[WHAT IS REQUIRED]: Locate every line that holds the string "федеральный" and copy it.

[DATA FOR PROCESSING]:
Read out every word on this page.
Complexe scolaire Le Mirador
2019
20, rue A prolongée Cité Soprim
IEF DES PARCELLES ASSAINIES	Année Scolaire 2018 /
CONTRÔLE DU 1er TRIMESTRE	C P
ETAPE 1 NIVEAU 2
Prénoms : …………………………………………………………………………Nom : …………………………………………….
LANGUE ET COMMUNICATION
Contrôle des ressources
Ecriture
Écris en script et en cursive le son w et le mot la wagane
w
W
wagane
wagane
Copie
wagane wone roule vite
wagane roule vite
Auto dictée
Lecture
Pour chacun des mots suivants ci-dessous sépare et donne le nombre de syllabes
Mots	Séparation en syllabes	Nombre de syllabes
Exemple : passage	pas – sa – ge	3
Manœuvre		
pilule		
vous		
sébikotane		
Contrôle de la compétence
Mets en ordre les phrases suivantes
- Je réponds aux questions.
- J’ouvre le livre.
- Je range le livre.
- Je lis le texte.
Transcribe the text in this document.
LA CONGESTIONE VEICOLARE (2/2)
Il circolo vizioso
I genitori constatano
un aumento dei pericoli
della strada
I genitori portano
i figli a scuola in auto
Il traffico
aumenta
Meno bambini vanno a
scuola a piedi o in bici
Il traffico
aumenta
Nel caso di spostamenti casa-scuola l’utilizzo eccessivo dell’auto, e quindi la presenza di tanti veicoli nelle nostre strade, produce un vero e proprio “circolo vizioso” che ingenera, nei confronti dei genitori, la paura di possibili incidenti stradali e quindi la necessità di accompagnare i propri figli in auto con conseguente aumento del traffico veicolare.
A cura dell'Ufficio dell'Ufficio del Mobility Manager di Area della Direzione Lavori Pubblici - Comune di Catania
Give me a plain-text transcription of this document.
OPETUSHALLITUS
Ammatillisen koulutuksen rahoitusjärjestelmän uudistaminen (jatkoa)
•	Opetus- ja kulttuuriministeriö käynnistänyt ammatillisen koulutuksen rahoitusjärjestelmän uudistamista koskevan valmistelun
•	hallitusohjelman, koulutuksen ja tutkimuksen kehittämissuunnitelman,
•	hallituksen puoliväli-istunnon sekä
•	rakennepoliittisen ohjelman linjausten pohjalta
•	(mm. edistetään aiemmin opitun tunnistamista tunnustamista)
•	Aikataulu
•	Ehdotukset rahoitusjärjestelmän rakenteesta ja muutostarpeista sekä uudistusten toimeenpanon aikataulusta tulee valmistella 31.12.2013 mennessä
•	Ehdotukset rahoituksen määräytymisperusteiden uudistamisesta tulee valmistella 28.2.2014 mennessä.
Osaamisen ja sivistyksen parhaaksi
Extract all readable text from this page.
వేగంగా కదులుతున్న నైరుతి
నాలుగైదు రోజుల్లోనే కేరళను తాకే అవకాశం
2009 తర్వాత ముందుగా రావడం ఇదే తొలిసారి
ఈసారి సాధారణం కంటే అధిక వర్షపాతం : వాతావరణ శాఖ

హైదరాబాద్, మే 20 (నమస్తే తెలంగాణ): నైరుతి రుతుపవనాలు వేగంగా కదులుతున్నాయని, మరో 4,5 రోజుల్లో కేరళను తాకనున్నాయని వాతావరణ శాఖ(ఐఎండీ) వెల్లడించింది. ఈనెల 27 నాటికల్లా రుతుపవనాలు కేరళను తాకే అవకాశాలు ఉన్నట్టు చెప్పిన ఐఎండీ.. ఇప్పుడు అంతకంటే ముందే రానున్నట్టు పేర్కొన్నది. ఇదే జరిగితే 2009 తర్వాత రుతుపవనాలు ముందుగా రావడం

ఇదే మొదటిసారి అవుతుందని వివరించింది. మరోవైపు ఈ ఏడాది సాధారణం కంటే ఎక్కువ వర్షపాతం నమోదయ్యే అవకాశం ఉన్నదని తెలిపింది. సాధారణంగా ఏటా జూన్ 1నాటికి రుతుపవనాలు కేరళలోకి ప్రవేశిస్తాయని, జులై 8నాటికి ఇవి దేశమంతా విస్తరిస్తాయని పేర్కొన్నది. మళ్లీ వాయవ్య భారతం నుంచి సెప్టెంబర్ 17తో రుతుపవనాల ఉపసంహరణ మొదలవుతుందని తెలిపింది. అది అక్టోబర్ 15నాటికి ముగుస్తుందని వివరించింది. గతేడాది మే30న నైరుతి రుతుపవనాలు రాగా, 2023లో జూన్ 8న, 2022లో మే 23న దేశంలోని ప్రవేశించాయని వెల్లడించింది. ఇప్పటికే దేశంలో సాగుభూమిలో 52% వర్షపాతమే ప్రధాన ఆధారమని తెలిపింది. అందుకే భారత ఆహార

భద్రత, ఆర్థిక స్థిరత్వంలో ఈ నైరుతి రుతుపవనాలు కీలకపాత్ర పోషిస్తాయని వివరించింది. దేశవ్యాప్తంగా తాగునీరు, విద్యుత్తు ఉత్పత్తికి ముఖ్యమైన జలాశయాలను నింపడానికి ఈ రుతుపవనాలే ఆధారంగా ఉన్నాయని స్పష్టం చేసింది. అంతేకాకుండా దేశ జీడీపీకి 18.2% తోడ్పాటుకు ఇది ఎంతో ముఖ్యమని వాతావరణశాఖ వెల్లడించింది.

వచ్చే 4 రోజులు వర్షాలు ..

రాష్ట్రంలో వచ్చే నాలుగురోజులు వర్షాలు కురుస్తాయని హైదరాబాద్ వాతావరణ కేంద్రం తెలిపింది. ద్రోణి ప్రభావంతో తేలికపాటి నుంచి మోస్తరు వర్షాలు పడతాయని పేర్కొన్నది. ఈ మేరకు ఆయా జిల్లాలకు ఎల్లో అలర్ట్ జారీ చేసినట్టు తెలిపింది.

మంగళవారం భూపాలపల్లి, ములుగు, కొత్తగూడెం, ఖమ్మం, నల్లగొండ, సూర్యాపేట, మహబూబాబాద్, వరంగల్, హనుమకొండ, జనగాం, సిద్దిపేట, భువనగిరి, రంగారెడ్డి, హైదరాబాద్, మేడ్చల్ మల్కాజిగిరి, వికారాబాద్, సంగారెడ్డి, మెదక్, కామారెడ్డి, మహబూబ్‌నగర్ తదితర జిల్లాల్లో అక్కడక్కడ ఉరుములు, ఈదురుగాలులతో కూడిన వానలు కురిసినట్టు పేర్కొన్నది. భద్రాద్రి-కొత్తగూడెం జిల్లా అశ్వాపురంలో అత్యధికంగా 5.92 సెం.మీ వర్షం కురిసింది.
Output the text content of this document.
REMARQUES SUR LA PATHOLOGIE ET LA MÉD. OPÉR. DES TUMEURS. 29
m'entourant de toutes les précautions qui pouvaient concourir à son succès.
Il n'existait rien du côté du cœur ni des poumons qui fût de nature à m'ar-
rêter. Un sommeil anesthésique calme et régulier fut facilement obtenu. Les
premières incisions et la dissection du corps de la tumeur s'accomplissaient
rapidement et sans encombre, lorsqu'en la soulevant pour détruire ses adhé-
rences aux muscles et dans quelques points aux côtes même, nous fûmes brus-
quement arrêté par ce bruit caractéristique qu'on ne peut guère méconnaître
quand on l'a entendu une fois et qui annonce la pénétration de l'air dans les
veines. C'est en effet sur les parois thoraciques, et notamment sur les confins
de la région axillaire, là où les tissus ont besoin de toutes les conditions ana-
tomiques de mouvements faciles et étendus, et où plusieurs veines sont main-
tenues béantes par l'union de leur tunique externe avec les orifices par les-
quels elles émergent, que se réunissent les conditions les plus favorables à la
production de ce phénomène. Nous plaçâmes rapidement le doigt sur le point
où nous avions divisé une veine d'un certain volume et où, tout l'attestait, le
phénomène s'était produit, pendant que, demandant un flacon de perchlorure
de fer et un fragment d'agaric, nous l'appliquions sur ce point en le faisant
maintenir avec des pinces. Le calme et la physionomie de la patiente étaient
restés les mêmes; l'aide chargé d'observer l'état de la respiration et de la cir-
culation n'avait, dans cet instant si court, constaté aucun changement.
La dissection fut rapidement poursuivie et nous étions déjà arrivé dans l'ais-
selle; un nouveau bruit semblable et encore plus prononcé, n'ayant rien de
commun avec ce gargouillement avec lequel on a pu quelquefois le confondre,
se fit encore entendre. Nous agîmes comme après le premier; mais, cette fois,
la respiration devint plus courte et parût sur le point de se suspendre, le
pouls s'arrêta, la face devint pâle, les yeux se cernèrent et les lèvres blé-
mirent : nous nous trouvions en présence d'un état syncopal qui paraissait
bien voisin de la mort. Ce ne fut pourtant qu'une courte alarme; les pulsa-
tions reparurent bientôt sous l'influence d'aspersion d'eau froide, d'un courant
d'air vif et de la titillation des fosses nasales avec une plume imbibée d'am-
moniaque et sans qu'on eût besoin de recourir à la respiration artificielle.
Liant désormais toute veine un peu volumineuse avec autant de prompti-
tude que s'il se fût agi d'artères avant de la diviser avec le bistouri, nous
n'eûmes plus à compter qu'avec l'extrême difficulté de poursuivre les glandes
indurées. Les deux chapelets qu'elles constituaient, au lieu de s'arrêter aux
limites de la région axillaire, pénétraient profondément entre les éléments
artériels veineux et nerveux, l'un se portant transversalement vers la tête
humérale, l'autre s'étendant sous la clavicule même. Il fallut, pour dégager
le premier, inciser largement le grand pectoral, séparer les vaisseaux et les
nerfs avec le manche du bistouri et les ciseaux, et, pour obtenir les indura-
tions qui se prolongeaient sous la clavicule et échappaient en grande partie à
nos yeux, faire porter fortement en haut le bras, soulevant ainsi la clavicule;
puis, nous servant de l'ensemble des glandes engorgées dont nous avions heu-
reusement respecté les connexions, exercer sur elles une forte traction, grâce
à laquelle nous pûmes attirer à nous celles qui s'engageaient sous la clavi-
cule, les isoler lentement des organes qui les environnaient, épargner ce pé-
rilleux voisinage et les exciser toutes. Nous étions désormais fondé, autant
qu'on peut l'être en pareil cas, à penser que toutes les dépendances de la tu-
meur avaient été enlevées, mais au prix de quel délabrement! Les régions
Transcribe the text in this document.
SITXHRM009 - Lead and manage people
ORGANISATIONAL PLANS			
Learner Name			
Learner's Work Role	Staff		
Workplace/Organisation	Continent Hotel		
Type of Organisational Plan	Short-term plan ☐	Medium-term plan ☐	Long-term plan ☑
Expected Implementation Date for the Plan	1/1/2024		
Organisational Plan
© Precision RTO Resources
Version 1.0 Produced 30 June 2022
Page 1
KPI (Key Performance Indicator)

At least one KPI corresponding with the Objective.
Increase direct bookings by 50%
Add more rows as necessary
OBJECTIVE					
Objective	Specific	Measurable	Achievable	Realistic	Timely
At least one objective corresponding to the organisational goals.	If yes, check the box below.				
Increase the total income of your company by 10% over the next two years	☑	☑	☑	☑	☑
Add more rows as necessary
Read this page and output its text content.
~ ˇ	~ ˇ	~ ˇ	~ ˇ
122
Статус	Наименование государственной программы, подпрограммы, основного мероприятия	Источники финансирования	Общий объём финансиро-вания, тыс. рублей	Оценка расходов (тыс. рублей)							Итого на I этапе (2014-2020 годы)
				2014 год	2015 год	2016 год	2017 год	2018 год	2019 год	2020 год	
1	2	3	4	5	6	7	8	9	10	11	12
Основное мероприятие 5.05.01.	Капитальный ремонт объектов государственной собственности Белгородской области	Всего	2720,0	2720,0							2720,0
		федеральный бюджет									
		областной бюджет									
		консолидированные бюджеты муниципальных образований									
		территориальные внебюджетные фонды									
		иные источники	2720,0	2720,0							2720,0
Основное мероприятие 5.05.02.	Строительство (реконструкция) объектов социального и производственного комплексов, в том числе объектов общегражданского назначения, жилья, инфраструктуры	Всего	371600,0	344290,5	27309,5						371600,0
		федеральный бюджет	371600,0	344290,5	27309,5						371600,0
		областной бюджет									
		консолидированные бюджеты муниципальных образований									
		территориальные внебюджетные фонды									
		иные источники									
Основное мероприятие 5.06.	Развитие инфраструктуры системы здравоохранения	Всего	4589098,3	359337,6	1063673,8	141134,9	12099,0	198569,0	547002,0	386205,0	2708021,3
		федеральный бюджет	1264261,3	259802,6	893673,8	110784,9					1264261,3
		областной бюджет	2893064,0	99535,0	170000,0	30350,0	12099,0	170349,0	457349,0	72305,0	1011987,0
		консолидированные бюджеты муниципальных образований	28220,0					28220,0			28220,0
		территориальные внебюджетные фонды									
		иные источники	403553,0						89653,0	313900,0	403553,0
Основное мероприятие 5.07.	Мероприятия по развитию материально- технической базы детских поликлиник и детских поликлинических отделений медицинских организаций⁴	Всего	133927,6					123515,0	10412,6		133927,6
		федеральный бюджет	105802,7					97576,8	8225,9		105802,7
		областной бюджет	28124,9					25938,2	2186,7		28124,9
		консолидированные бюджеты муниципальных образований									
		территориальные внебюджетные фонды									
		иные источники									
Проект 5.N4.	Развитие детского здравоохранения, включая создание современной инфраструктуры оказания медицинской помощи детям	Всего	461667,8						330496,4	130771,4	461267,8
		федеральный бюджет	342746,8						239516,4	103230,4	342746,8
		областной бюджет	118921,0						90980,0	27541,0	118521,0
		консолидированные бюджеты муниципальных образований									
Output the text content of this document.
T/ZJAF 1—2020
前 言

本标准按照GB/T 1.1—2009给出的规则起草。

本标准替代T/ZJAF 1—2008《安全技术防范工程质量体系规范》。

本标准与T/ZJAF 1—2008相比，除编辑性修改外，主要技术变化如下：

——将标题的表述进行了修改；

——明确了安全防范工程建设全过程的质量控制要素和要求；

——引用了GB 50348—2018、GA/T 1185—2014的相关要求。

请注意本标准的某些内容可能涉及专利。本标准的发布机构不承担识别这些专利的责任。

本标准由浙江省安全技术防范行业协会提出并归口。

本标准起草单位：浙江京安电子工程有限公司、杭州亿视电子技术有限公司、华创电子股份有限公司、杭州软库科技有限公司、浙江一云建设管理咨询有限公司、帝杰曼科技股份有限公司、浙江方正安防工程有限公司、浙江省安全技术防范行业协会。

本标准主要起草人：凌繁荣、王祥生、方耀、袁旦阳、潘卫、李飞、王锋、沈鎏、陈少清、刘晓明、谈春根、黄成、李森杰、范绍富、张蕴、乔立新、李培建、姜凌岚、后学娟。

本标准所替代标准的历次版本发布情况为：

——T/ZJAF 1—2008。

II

[SOLUTION TO THIS PROBLEM]:
		федеральный бюджет									
		федеральный бюджет	371600,0	344290,5	27309,5						371600,0
		федеральный бюджет	1264261,3	259802,6	893673,8	110784,9					1264261,3
		федеральный бюджет	105802,7					97576,8	8225,9		105802,7
		федеральный бюджет	342746,8						239516,4	103230,4	342746,8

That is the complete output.